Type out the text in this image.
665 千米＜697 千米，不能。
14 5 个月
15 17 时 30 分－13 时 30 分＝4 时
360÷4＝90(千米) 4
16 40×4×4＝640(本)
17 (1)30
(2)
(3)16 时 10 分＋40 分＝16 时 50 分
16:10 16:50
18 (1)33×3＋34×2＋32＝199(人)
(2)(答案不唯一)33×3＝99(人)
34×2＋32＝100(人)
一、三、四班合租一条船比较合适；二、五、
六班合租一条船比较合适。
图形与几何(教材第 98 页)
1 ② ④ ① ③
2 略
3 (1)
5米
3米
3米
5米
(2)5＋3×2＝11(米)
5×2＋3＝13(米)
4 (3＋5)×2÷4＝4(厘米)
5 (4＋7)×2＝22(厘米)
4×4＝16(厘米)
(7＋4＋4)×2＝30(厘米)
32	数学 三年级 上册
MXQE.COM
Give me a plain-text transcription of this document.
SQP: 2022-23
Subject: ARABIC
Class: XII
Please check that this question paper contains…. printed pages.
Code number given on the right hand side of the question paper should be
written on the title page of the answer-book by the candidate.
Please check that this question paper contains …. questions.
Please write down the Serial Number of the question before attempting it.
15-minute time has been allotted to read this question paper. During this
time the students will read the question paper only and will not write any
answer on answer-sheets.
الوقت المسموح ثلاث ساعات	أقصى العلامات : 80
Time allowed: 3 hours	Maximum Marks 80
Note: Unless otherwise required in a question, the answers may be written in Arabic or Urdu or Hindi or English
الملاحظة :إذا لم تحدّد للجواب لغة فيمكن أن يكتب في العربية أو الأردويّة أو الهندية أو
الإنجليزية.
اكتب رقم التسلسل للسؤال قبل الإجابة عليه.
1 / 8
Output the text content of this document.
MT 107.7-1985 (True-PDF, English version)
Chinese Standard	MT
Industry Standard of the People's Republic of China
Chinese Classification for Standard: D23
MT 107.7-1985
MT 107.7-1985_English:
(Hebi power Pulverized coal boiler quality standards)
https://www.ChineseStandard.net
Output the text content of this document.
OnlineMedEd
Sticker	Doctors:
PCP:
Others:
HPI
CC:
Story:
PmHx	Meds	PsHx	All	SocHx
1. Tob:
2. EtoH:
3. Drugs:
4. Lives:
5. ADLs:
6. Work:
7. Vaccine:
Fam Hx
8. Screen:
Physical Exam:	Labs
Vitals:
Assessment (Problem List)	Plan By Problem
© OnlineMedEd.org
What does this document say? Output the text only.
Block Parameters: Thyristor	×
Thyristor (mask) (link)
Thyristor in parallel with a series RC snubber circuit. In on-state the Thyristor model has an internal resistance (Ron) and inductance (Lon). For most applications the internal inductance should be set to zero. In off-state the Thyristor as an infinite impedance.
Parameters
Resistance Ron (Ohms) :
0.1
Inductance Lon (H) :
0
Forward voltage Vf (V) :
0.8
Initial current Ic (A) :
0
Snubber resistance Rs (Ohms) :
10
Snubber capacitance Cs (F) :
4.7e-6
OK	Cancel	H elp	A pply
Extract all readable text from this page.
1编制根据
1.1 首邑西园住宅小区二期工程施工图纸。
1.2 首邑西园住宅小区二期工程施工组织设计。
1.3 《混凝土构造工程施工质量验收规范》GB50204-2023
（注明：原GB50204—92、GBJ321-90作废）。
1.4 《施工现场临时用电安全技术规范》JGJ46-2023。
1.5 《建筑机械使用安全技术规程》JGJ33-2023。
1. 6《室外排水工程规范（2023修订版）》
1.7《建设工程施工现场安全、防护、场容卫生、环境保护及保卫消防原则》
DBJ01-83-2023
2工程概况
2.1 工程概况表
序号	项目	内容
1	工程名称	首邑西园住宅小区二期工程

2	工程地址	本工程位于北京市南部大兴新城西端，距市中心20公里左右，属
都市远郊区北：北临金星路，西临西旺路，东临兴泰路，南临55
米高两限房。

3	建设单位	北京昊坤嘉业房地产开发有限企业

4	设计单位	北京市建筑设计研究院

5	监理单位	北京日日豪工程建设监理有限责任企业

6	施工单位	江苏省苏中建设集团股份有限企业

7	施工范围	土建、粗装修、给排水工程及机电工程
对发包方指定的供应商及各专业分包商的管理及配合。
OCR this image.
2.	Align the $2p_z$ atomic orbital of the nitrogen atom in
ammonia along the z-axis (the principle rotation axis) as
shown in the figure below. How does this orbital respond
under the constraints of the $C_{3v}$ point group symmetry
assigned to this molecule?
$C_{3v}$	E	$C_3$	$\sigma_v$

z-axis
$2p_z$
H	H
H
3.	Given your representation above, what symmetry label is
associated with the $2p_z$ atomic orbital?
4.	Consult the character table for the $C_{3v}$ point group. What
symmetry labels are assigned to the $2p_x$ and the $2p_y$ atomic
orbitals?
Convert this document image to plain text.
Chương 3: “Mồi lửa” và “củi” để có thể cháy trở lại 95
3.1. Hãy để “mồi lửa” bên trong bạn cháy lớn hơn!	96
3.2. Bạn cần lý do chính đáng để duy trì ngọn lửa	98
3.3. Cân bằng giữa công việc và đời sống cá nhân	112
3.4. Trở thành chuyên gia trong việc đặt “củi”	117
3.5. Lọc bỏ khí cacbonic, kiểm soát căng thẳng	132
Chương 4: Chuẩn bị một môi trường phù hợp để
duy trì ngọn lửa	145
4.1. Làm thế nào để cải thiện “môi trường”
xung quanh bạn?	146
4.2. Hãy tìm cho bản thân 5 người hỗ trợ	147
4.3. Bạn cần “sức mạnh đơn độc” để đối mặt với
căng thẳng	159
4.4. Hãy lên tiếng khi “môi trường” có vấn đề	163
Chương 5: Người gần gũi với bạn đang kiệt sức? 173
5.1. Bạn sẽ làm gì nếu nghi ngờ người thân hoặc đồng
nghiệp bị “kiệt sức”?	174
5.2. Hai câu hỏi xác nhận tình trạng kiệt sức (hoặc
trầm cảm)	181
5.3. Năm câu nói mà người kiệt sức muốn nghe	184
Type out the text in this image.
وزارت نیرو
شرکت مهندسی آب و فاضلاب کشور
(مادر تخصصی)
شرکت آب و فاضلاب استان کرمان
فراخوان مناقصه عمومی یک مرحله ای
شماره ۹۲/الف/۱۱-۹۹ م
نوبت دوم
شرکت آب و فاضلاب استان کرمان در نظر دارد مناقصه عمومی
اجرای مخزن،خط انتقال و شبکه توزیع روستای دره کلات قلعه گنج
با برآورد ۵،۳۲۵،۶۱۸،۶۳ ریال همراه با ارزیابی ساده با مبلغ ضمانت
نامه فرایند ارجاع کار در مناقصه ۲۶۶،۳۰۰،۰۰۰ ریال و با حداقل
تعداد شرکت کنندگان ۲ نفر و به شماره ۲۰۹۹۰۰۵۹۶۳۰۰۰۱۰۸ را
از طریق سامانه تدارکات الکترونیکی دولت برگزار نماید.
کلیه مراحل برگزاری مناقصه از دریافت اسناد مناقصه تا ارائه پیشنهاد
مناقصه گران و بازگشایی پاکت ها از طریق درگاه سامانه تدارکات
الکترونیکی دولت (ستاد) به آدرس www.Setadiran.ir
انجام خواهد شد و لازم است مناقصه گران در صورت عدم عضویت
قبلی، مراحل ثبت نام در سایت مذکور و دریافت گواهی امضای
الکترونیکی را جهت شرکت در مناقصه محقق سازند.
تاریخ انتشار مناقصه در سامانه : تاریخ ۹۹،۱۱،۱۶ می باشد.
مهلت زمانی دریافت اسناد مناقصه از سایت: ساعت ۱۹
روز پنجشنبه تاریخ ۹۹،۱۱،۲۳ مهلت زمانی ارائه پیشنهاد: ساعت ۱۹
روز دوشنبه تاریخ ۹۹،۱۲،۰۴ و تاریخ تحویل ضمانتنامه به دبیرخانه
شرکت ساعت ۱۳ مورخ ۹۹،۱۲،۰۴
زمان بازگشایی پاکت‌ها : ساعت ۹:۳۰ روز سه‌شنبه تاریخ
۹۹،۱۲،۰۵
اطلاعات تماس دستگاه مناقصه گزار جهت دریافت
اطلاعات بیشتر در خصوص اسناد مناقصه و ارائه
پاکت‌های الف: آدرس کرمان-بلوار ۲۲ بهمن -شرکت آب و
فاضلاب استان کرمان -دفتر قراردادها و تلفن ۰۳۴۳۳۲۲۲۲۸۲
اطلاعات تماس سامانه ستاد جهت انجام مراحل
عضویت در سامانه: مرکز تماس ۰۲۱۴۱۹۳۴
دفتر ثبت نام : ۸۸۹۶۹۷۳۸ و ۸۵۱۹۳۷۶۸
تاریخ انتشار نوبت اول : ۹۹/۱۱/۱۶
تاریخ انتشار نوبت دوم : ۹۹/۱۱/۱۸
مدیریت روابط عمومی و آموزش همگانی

+-------+

Select and copy each line from the data that includes the word "دفتر".

* Exercise result
فاضلاب استان کرمان -دفتر قراردادها و تلفن ۰۳۴۳۳۲۲۲۲۸۲
دفتر ثبت نام : ۸۸۹۶۹۷۳۸ و ۸۵۱۹۳۷۶۸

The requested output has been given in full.